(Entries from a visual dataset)
########################################

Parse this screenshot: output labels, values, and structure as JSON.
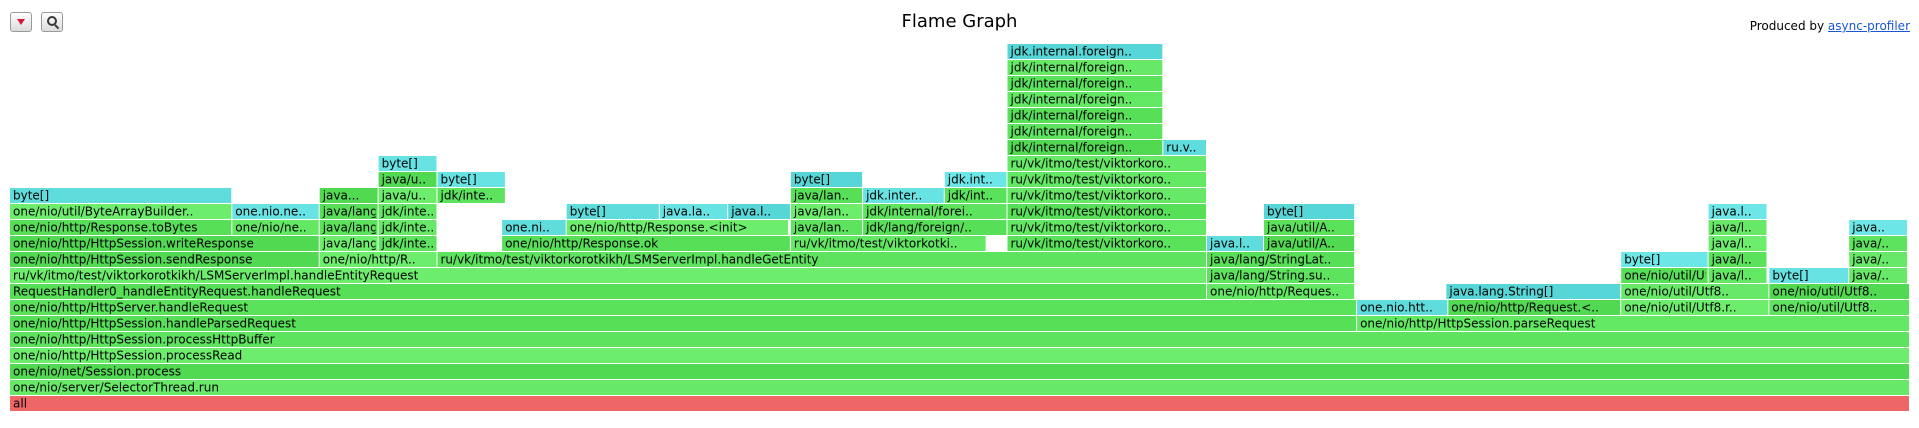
{
  "header": {
    "title": "Flame Graph",
    "produced_prefix": "Produced by",
    "produced_link": "async-profiler"
  },
  "toolbar": {
    "reverse_icon": "red-down-triangle",
    "search_icon": "magnifier"
  },
  "colors": {
    "root": "#ee6666",
    "java_green": "#5be25b",
    "allocation_cyan": "#5fdddd"
  },
  "chart_data": {
    "type": "flame",
    "title": "Flame Graph",
    "total_samples": 1000,
    "frames": [
      {
        "label": "all",
        "start": 0,
        "width": 1000,
        "depth": 0,
        "kind": "root"
      },
      {
        "label": "one/nio/server/SelectorThread.run",
        "start": 0,
        "width": 1000,
        "depth": 1,
        "kind": "java"
      },
      {
        "label": "one/nio/net/Session.process",
        "start": 0,
        "width": 1000,
        "depth": 2,
        "kind": "java"
      },
      {
        "label": "one/nio/http/HttpSession.processRead",
        "start": 0,
        "width": 1000,
        "depth": 3,
        "kind": "java"
      },
      {
        "label": "one/nio/http/HttpSession.processHttpBuffer",
        "start": 0,
        "width": 1000,
        "depth": 4,
        "kind": "java"
      },
      {
        "label": "one/nio/http/HttpSession.handleParsedRequest",
        "start": 0,
        "width": 709,
        "depth": 5,
        "kind": "java"
      },
      {
        "label": "one/nio/http/HttpSession.parseRequest",
        "start": 709,
        "width": 291,
        "depth": 5,
        "kind": "java"
      },
      {
        "label": "one/nio/http/HttpServer.handleRequest",
        "start": 0,
        "width": 709,
        "depth": 6,
        "kind": "java"
      },
      {
        "label": "one.nio.htt..",
        "start": 709,
        "width": 48,
        "depth": 6,
        "kind": "alloc"
      },
      {
        "label": "one/nio/http/Request.<..",
        "start": 757,
        "width": 91,
        "depth": 6,
        "kind": "java"
      },
      {
        "label": "one/nio/util/Utf8.r..",
        "start": 848,
        "width": 78,
        "depth": 6,
        "kind": "java"
      },
      {
        "label": "one/nio/util/Utf8..",
        "start": 926,
        "width": 74,
        "depth": 6,
        "kind": "java"
      },
      {
        "label": "RequestHandler0_handleEntityRequest.handleRequest",
        "start": 0,
        "width": 630,
        "depth": 7,
        "kind": "java"
      },
      {
        "label": "one/nio/http/Reques..",
        "start": 630,
        "width": 78,
        "depth": 7,
        "kind": "java"
      },
      {
        "label": "java.lang.String[]",
        "start": 756,
        "width": 92,
        "depth": 7,
        "kind": "alloc"
      },
      {
        "label": "one/nio/util/Utf8..",
        "start": 848,
        "width": 78,
        "depth": 7,
        "kind": "java"
      },
      {
        "label": "one/nio/util/Utf8..",
        "start": 926,
        "width": 74,
        "depth": 7,
        "kind": "java"
      },
      {
        "label": "ru/vk/itmo/test/viktorkorotkikh/LSMServerImpl.handleEntityRequest",
        "start": 0,
        "width": 630,
        "depth": 8,
        "kind": "java"
      },
      {
        "label": "java/lang/String.su..",
        "start": 630,
        "width": 78,
        "depth": 8,
        "kind": "java"
      },
      {
        "label": "one/nio/util/Utf8.t..",
        "start": 848,
        "width": 46,
        "depth": 8,
        "kind": "java"
      },
      {
        "label": "java/l..",
        "start": 894,
        "width": 31,
        "depth": 8,
        "kind": "java"
      },
      {
        "label": "byte[]",
        "start": 926,
        "width": 42,
        "depth": 8,
        "kind": "alloc"
      },
      {
        "label": "java/..",
        "start": 968,
        "width": 31,
        "depth": 8,
        "kind": "java"
      },
      {
        "label": "one/nio/http/HttpSession.sendResponse",
        "start": 0,
        "width": 163,
        "depth": 9,
        "kind": "java"
      },
      {
        "label": "one/nio/http/R..",
        "start": 163,
        "width": 62,
        "depth": 9,
        "kind": "java"
      },
      {
        "label": "ru/vk/itmo/test/viktorkorotkikh/LSMServerImpl.handleGetEntity",
        "start": 225,
        "width": 405,
        "depth": 9,
        "kind": "java"
      },
      {
        "label": "java/lang/StringLat..",
        "start": 630,
        "width": 78,
        "depth": 9,
        "kind": "java"
      },
      {
        "label": "byte[]",
        "start": 848,
        "width": 46,
        "depth": 9,
        "kind": "alloc"
      },
      {
        "label": "java/l..",
        "start": 894,
        "width": 31,
        "depth": 9,
        "kind": "java"
      },
      {
        "label": "java/..",
        "start": 968,
        "width": 31,
        "depth": 9,
        "kind": "java"
      },
      {
        "label": "one/nio/http/HttpSession.writeResponse",
        "start": 0,
        "width": 163,
        "depth": 10,
        "kind": "java"
      },
      {
        "label": "java/lang/Stri..",
        "start": 163,
        "width": 31,
        "depth": 10,
        "kind": "java"
      },
      {
        "label": "jdk/inte..",
        "start": 194,
        "width": 31,
        "depth": 10,
        "kind": "java"
      },
      {
        "label": "one/nio/http/Response.ok",
        "start": 259,
        "width": 152,
        "depth": 10,
        "kind": "java"
      },
      {
        "label": "ru/vk/itmo/test/viktorkotki..",
        "start": 411,
        "width": 103,
        "depth": 10,
        "kind": "java"
      },
      {
        "label": "ru/vk/itmo/test/viktorkoro..",
        "start": 525,
        "width": 105,
        "depth": 10,
        "kind": "java"
      },
      {
        "label": "java.l..",
        "start": 630,
        "width": 30,
        "depth": 10,
        "kind": "alloc"
      },
      {
        "label": "java/util/A..",
        "start": 660,
        "width": 48,
        "depth": 10,
        "kind": "java"
      },
      {
        "label": "java/l..",
        "start": 894,
        "width": 31,
        "depth": 10,
        "kind": "java"
      },
      {
        "label": "java/..",
        "start": 968,
        "width": 31,
        "depth": 10,
        "kind": "java"
      },
      {
        "label": "one/nio/http/Response.toBytes",
        "start": 0,
        "width": 117,
        "depth": 11,
        "kind": "java"
      },
      {
        "label": "one/nio/ne..",
        "start": 117,
        "width": 46,
        "depth": 11,
        "kind": "java"
      },
      {
        "label": "java/lang/Stri..",
        "start": 163,
        "width": 31,
        "depth": 11,
        "kind": "java"
      },
      {
        "label": "jdk/inte..",
        "start": 194,
        "width": 31,
        "depth": 11,
        "kind": "java"
      },
      {
        "label": "one.ni..",
        "start": 259,
        "width": 34,
        "depth": 11,
        "kind": "alloc"
      },
      {
        "label": "one/nio/http/Response.<init>",
        "start": 293,
        "width": 117,
        "depth": 11,
        "kind": "java"
      },
      {
        "label": "java/lan..",
        "start": 411,
        "width": 38,
        "depth": 11,
        "kind": "java"
      },
      {
        "label": "jdk/lang/foreign/..",
        "start": 449,
        "width": 76,
        "depth": 11,
        "kind": "java"
      },
      {
        "label": "ru/vk/itmo/test/viktorkoro..",
        "start": 525,
        "width": 105,
        "depth": 11,
        "kind": "java"
      },
      {
        "label": "java/util/A..",
        "start": 660,
        "width": 48,
        "depth": 11,
        "kind": "java"
      },
      {
        "label": "java/l..",
        "start": 894,
        "width": 31,
        "depth": 11,
        "kind": "java"
      },
      {
        "label": "java..",
        "start": 968,
        "width": 31,
        "depth": 11,
        "kind": "alloc"
      },
      {
        "label": "one/nio/util/ByteArrayBuilder..",
        "start": 0,
        "width": 117,
        "depth": 12,
        "kind": "java"
      },
      {
        "label": "one.nio.ne..",
        "start": 117,
        "width": 46,
        "depth": 12,
        "kind": "alloc"
      },
      {
        "label": "java/lang/Stri..",
        "start": 163,
        "width": 31,
        "depth": 12,
        "kind": "java"
      },
      {
        "label": "jdk/inte..",
        "start": 194,
        "width": 31,
        "depth": 12,
        "kind": "java"
      },
      {
        "label": "byte[]",
        "start": 293,
        "width": 49,
        "depth": 12,
        "kind": "alloc"
      },
      {
        "label": "java.la..",
        "start": 342,
        "width": 36,
        "depth": 12,
        "kind": "alloc"
      },
      {
        "label": "java.l..",
        "start": 378,
        "width": 33,
        "depth": 12,
        "kind": "alloc"
      },
      {
        "label": "java/lan..",
        "start": 411,
        "width": 38,
        "depth": 12,
        "kind": "java"
      },
      {
        "label": "jdk/internal/forei..",
        "start": 449,
        "width": 76,
        "depth": 12,
        "kind": "java"
      },
      {
        "label": "ru/vk/itmo/test/viktorkoro..",
        "start": 525,
        "width": 105,
        "depth": 12,
        "kind": "java"
      },
      {
        "label": "byte[]",
        "start": 660,
        "width": 48,
        "depth": 12,
        "kind": "alloc"
      },
      {
        "label": "java.l..",
        "start": 894,
        "width": 31,
        "depth": 12,
        "kind": "alloc"
      },
      {
        "label": "byte[]",
        "start": 0,
        "width": 117,
        "depth": 13,
        "kind": "alloc"
      },
      {
        "label": "java...",
        "start": 163,
        "width": 31,
        "depth": 13,
        "kind": "java"
      },
      {
        "label": "java/u..",
        "start": 194,
        "width": 31,
        "depth": 13,
        "kind": "java"
      },
      {
        "label": "jdk/inte..",
        "start": 225,
        "width": 36,
        "depth": 13,
        "kind": "java"
      },
      {
        "label": "java/lan..",
        "start": 411,
        "width": 38,
        "depth": 13,
        "kind": "java"
      },
      {
        "label": "jdk.inter..",
        "start": 449,
        "width": 43,
        "depth": 13,
        "kind": "alloc"
      },
      {
        "label": "jdk/int..",
        "start": 492,
        "width": 33,
        "depth": 13,
        "kind": "java"
      },
      {
        "label": "ru/vk/itmo/test/viktorkoro..",
        "start": 525,
        "width": 105,
        "depth": 13,
        "kind": "java"
      },
      {
        "label": "java/u..",
        "start": 194,
        "width": 31,
        "depth": 14,
        "kind": "java"
      },
      {
        "label": "byte[]",
        "start": 225,
        "width": 36,
        "depth": 14,
        "kind": "alloc"
      },
      {
        "label": "byte[]",
        "start": 411,
        "width": 38,
        "depth": 14,
        "kind": "alloc"
      },
      {
        "label": "jdk.int..",
        "start": 492,
        "width": 33,
        "depth": 14,
        "kind": "alloc"
      },
      {
        "label": "ru/vk/itmo/test/viktorkoro..",
        "start": 525,
        "width": 105,
        "depth": 14,
        "kind": "java"
      },
      {
        "label": "byte[]",
        "start": 194,
        "width": 31,
        "depth": 15,
        "kind": "alloc"
      },
      {
        "label": "ru/vk/itmo/test/viktorkoro..",
        "start": 525,
        "width": 105,
        "depth": 15,
        "kind": "java"
      },
      {
        "label": "jdk/internal/foreign..",
        "start": 525,
        "width": 82,
        "depth": 16,
        "kind": "java"
      },
      {
        "label": "ru.v..",
        "start": 607,
        "width": 23,
        "depth": 16,
        "kind": "alloc"
      },
      {
        "label": "jdk/internal/foreign..",
        "start": 525,
        "width": 82,
        "depth": 17,
        "kind": "java"
      },
      {
        "label": "jdk/internal/foreign..",
        "start": 525,
        "width": 82,
        "depth": 18,
        "kind": "java"
      },
      {
        "label": "jdk/internal/foreign..",
        "start": 525,
        "width": 82,
        "depth": 19,
        "kind": "java"
      },
      {
        "label": "jdk/internal/foreign..",
        "start": 525,
        "width": 82,
        "depth": 20,
        "kind": "java"
      },
      {
        "label": "jdk/internal/foreign..",
        "start": 525,
        "width": 82,
        "depth": 21,
        "kind": "java"
      },
      {
        "label": "jdk.internal.foreign..",
        "start": 525,
        "width": 82,
        "depth": 22,
        "kind": "alloc"
      }
    ]
  }
}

########################################

- **What the task requires**: Look above for every line with the word "HttpSession" and copy it.

- **Written answer**:
        "label": "one/nio/http/HttpSession.processRead",
        "label": "one/nio/http/HttpSession.processHttpBuffer",
        "label": "one/nio/http/HttpSession.handleParsedRequest",
        "label": "one/nio/http/HttpSession.parseRequest",
        "label": "one/nio/http/HttpSession.sendResponse",
        "label": "one/nio/http/HttpSession.writeResponse",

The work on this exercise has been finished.